* [WHAT TO DO]: Every record below should be printed exactly as given.

Data records:
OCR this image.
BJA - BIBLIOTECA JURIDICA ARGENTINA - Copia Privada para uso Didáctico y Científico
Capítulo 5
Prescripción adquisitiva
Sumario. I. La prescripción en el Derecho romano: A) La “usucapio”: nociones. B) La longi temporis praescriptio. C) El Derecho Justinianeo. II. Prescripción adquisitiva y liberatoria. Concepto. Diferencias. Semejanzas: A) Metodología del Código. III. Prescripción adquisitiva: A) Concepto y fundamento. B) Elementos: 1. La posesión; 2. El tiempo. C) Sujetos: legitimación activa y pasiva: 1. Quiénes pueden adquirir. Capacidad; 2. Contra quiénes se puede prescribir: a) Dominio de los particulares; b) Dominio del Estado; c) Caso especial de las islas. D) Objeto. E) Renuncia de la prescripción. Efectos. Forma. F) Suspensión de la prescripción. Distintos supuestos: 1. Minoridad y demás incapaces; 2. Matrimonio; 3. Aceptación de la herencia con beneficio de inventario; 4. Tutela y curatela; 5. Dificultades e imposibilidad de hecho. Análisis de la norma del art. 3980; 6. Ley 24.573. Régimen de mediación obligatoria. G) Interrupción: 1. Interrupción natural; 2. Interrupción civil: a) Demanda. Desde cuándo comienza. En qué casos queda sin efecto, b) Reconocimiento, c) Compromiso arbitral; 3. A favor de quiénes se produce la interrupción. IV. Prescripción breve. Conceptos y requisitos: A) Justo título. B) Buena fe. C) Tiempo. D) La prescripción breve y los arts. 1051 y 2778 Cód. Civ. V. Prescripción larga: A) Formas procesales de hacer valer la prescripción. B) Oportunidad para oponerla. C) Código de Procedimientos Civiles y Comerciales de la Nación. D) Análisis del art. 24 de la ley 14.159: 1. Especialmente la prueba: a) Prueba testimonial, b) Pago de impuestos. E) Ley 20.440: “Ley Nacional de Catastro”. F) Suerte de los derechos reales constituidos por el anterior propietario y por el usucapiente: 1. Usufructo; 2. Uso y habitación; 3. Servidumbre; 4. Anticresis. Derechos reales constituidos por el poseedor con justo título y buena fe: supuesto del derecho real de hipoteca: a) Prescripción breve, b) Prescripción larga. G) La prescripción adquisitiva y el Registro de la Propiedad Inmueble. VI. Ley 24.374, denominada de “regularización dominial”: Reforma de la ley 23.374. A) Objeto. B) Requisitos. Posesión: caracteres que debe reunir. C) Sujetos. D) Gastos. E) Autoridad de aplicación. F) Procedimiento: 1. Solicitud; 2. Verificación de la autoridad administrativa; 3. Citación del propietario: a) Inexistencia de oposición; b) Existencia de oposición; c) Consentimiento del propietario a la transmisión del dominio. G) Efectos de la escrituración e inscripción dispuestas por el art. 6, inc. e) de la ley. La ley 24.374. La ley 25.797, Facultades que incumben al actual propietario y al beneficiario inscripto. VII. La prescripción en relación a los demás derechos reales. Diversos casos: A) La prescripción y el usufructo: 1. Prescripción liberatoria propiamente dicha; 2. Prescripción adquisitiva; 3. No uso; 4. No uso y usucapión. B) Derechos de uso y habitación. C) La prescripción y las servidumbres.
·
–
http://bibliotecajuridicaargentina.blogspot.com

* [EXERCISE OUTPUT]:
OCR this image.
BJA - BIBLIOTECA JURIDICA ARGENTINA - Copia Privada para uso Didáctico y Científico
Capítulo 5
Prescripción adquisitiva
Sumario. I. La prescripción en el Derecho romano: A) La “usucapio”: nociones. B) La longi temporis praescriptio. C) El Derecho Justinianeo. II. Prescripción adquisitiva y liberatoria. Concepto. Diferencias. Semejanzas: A) Metodología del Código. III. Prescripción adquisitiva: A) Concepto y fundamento. B) Elementos: 1. La posesión; 2. El tiempo. C) Sujetos: legitimación activa y pasiva: 1. Quiénes pueden adquirir. Capacidad; 2. Contra quiénes se puede prescribir: a) Dominio de los particulares; b) Dominio del Estado; c) Caso especial de las islas. D) Objeto. E) Renuncia de la prescripción. Efectos. Forma. F) Suspensión de la prescripción. Distintos supuestos: 1. Minoridad y demás incapaces; 2. Matrimonio; 3. Aceptación de la herencia con beneficio de inventario; 4. Tutela y curatela; 5. Dificultades e imposibilidad de hecho. Análisis de la norma del art. 3980; 6. Ley 24.573. Régimen de mediación obligatoria. G) Interrupción: 1. Interrupción natural; 2. Interrupción civil: a) Demanda. Desde cuándo comienza. En qué casos queda sin efecto, b) Reconocimiento, c) Compromiso arbitral; 3. A favor de quiénes se produce la interrupción. IV. Prescripción breve. Conceptos y requisitos: A) Justo título. B) Buena fe. C) Tiempo. D) La prescripción breve y los arts. 1051 y 2778 Cód. Civ. V. Prescripción larga: A) Formas procesales de hacer valer la prescripción. B) Oportunidad para oponerla. C) Código de Procedimientos Civiles y Comerciales de la Nación. D) Análisis del art. 24 de la ley 14.159: 1. Especialmente la prueba: a) Prueba testimonial, b) Pago de impuestos. E) Ley 20.440: “Ley Nacional de Catastro”. F) Suerte de los derechos reales constituidos por el anterior propietario y por el usucapiente: 1. Usufructo; 2. Uso y habitación; 3. Servidumbre; 4. Anticresis. Derechos reales constituidos por el poseedor con justo título y buena fe: supuesto del derecho real de hipoteca: a) Prescripción breve, b) Prescripción larga. G) La prescripción adquisitiva y el Registro de la Propiedad Inmueble. VI. Ley 24.374, denominada de “regularización dominial”: Reforma de la ley 23.374. A) Objeto. B) Requisitos. Posesión: caracteres que debe reunir. C) Sujetos. D) Gastos. E) Autoridad de aplicación. F) Procedimiento: 1. Solicitud; 2. Verificación de la autoridad administrativa; 3. Citación del propietario: a) Inexistencia de oposición; b) Existencia de oposición; c) Consentimiento del propietario a la transmisión del dominio. G) Efectos de la escrituración e inscripción dispuestas por el art. 6, inc. e) de la ley. La ley 24.374. La ley 25.797, Facultades que incumben al actual propietario y al beneficiario inscripto. VII. La prescripción en relación a los demás derechos reales. Diversos casos: A) La prescripción y el usufructo: 1. Prescripción liberatoria propiamente dicha; 2. Prescripción adquisitiva; 3. No uso; 4. No uso y usucapión. B) Derechos de uso y habitación. C) La prescripción y las servidumbres.
·
–
http://bibliotecajuridicaargentina.blogspot.com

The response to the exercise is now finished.